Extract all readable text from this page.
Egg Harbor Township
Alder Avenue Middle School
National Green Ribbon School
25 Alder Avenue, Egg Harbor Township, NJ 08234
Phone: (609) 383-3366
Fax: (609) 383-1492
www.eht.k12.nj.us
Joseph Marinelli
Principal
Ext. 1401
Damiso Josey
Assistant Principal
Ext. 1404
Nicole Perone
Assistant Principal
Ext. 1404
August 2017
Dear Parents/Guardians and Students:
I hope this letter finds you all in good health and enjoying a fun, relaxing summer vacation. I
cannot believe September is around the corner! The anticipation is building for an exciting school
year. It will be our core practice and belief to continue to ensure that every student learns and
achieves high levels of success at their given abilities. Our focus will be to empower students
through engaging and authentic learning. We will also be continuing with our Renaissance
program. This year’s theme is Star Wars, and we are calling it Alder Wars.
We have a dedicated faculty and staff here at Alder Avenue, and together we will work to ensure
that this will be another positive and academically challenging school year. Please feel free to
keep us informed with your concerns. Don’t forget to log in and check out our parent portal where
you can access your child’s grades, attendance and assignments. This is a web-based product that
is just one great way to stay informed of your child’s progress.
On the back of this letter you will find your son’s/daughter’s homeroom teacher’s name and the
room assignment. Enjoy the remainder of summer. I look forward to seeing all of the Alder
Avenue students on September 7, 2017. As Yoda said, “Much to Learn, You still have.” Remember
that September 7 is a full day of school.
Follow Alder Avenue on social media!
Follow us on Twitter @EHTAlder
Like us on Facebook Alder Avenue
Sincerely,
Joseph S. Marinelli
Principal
* * * *
■ **What to do**
Make a tally of the lines in this data that include the string "ensure", and answer with that tally alone.

■ **Task response**
2